(INFORMATION GIVEN):
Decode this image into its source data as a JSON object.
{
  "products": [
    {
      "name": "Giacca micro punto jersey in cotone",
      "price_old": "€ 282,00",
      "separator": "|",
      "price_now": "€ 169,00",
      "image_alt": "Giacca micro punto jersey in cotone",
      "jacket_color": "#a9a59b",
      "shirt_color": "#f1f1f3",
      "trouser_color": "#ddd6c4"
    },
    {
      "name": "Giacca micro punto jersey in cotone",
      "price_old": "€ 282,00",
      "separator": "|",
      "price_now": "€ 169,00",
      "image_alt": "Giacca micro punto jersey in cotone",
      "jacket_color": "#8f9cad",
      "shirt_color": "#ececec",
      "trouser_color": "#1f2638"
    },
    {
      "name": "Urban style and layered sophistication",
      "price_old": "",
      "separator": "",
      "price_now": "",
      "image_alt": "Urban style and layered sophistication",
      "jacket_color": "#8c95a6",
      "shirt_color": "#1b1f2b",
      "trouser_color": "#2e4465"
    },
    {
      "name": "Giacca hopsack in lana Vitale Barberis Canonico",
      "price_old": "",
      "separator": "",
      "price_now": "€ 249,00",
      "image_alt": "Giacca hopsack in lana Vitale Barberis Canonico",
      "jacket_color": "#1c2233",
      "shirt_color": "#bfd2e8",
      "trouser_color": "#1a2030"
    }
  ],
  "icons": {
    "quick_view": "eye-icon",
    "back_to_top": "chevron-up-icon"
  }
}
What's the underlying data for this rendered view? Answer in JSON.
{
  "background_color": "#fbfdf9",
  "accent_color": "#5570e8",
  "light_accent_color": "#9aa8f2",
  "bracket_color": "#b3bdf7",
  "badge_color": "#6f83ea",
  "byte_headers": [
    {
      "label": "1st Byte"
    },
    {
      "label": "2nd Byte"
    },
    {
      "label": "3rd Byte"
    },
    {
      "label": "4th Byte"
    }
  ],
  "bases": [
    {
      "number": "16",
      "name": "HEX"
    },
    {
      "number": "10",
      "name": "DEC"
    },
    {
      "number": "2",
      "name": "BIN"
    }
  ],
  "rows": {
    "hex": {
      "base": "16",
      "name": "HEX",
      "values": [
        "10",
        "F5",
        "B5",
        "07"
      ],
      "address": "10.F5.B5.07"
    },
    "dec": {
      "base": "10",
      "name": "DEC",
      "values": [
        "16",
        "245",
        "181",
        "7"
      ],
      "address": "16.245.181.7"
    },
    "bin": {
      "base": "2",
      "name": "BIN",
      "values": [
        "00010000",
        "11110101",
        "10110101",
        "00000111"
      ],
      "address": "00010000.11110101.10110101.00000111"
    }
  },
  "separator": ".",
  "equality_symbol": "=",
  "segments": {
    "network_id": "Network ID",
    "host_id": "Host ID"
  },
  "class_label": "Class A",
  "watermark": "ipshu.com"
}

(EXERCISE PROMPT):
Search the listing above for the string "hopsack". Copy every line that contains it.

(COMPLETED EXERCISE):
      "name": "Giacca hopsack in lana Vitale Barberis Canonico",
      "image_alt": "Giacca hopsack in lana Vitale Barberis Canonico",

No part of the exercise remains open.